Given task: Within the data below, state how many lines contain the string "angle". Provide the number only.

Material for this task:
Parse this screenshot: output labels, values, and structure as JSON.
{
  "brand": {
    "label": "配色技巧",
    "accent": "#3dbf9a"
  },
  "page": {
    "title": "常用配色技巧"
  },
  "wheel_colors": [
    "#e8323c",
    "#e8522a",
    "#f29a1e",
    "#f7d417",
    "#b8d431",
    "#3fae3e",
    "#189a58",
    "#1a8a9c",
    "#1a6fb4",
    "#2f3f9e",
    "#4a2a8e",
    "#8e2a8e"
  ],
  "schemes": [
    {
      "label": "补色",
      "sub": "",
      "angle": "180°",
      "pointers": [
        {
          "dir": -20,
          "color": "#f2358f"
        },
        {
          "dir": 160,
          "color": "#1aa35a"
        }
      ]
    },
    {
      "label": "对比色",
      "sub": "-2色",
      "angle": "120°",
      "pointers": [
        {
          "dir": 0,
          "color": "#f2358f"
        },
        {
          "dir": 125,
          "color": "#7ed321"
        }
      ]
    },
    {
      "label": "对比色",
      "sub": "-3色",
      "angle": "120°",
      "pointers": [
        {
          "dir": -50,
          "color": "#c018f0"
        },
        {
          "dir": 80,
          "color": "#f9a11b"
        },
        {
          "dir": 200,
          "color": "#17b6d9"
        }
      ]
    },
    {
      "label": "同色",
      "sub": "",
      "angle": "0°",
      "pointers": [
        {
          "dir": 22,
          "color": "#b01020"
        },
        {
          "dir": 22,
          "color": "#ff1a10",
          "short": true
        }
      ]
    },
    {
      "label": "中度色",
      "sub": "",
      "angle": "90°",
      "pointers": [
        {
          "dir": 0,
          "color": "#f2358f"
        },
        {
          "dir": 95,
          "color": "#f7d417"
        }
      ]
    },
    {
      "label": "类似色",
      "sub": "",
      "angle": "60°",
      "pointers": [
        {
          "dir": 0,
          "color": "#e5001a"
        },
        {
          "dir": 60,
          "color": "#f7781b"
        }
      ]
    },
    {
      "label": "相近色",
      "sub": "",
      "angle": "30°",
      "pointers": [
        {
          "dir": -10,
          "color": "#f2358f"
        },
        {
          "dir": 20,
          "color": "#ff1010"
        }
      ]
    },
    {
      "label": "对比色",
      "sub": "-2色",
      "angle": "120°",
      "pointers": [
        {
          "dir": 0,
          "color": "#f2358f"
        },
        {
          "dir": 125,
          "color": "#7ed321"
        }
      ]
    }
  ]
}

Output: 8